Pick every line with "requirements" from the material below.

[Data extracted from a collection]
_ _ _ _
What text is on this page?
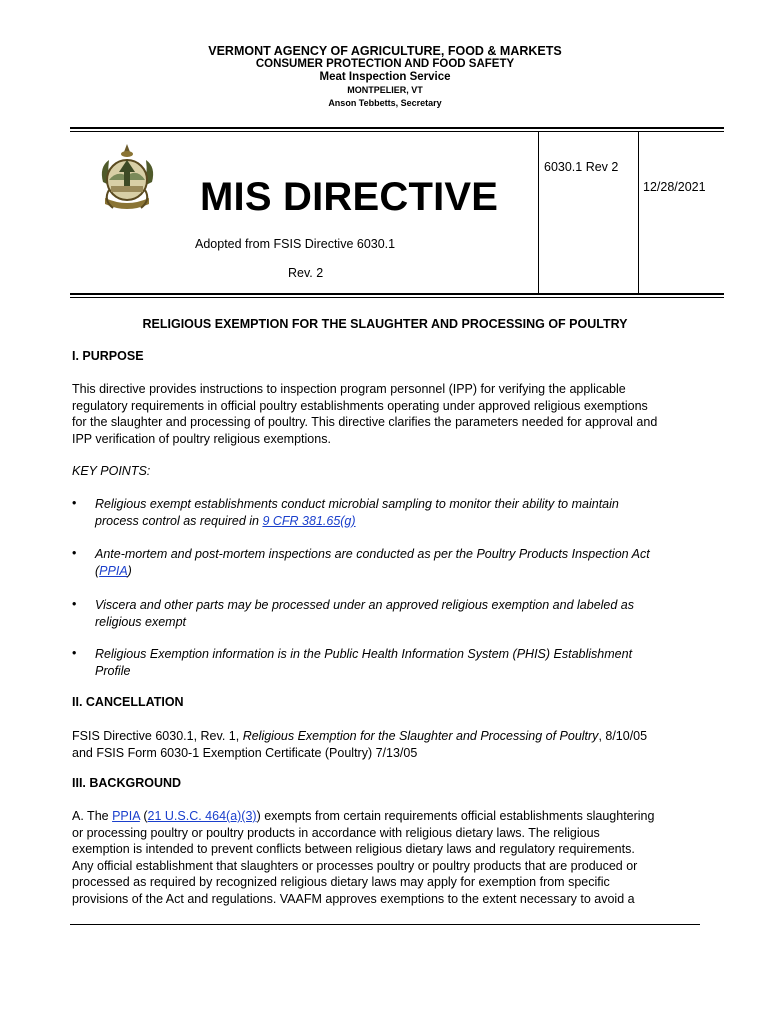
VERMONT AGENCY OF AGRICULTURE, FOOD & MARKETS
CONSUMER PROTECTION AND FOOD SAFETY
Meat Inspection Service
MONTPELIER, VT
Anson Tebbetts, Secretary
MIS DIRECTIVE
Adopted from FSIS Directive 6030.1
Rev. 2
6030.1 Rev 2
12/28/2021
RELIGIOUS EXEMPTION FOR THE SLAUGHTER AND PROCESSING OF POULTRY
I. PURPOSE
This directive provides instructions to inspection program personnel (IPP) for verifying the applicable
regulatory requirements in official poultry establishments operating under approved religious exemptions
for the slaughter and processing of poultry. This directive clarifies the parameters needed for approval and
IPP verification of poultry religious exemptions.
KEY POINTS:
• Religious exempt establishments conduct microbial sampling to monitor their ability to maintain
process control as required in 9 CFR 381.65(g)
• Ante-mortem and post-mortem inspections are conducted as per the Poultry Products Inspection Act
(PPIA)
• Viscera and other parts may be processed under an approved religious exemption and labeled as
religious exempt
• Religious Exemption information is in the Public Health Information System (PHIS) Establishment
Profile
II. CANCELLATION
FSIS Directive 6030.1, Rev. 1, Religious Exemption for the Slaughter and Processing of Poultry, 8/10/05
and FSIS Form 6030-1 Exemption Certificate (Poultry) 7/13/05
III. BACKGROUND
A. The PPIA (21 U.S.C. 464(a)(3)) exempts from certain requirements official establishments slaughtering
or processing poultry or poultry products in accordance with religious dietary laws. The religious
exemption is intended to prevent conflicts between religious dietary laws and regulatory requirements.
Any official establishment that slaughters or processes poultry or poultry products that are produced or
processed as required by recognized religious dietary laws may apply for exemption from specific
provisions of the Act and regulations. VAAFM approves exemptions to the extent necessary to avoid a
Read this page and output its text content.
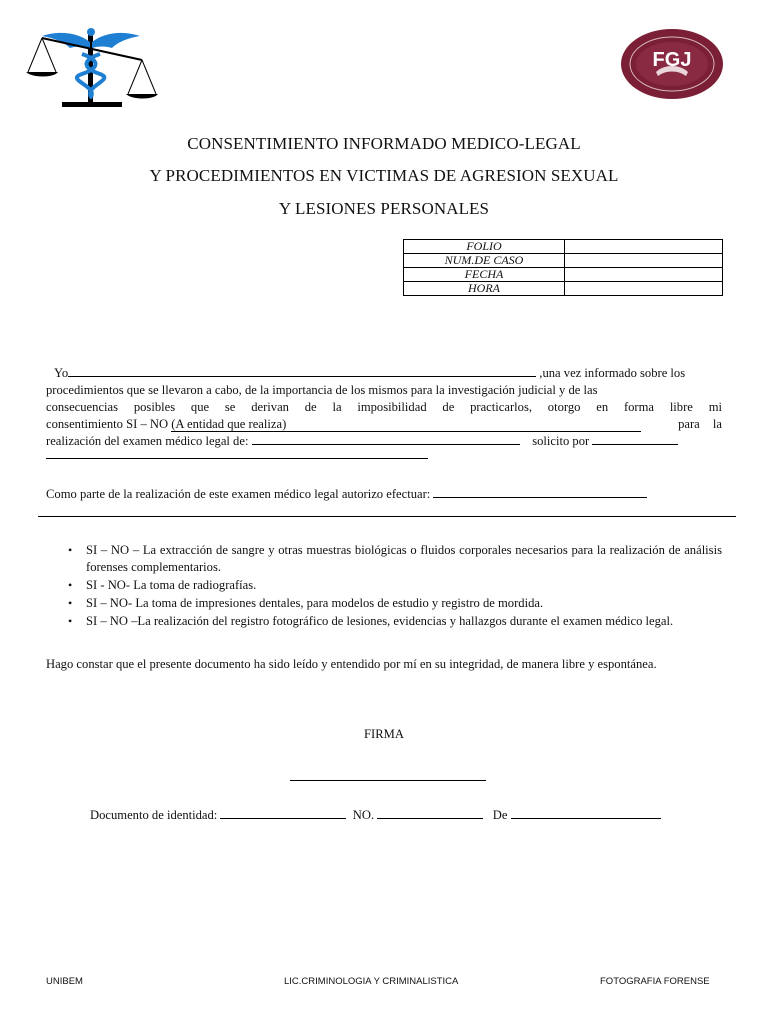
FGJ
CONSENTIMIENTO INFORMADO MEDICO-LEGAL
Y PROCEDIMIENTOS EN VICTIMAS DE AGRESION SEXUAL
Y LESIONES PERSONALES
FOLIO	
NUM.DE CASO	
FECHA	
HORA	
Yo	,una vez informado sobre los
procedimientos que se llevaron a cabo, de la importancia de los mismos para la investigación judicial y de las
consecuencias posibles que se derivan de la imposibilidad de practicarlos, otorgo en forma libre mi
consentimiento SI – NO (A entidad que realiza)	para la
realización del examen médico legal de:	solicito por
Como parte de la realización de este examen médico legal autorizo efectuar:
• SI – NO – La extracción de sangre y otras muestras biológicas o fluidos corporales necesarios para la realización de análisis forenses complementarios.
• SI - NO- La toma de radiografías.
• SI – NO- La toma de impresiones dentales, para modelos de estudio y registro de mordida.
• SI – NO –La realización del registro fotográfico de lesiones, evidencias y hallazgos durante el examen médico legal.
Hago constar que el presente documento ha sido leído y entendido por mí en su integridad, de manera libre y espontánea.
FIRMA
Documento de identidad:	NO.	De
UNIBEM	LIC.CRIMINOLOGIA Y CRIMINALISTICA	FOTOGRAFIA FORENSE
_ _ _ _
TASK RESPONSE ▸
regulatory requirements in official poultry establishments operating under approved religious exemptions
A. The PPIA (21 U.S.C. 464(a)(3)) exempts from certain requirements official establishments slaughtering
exemption is intended to prevent conflicts between religious dietary laws and regulatory requirements.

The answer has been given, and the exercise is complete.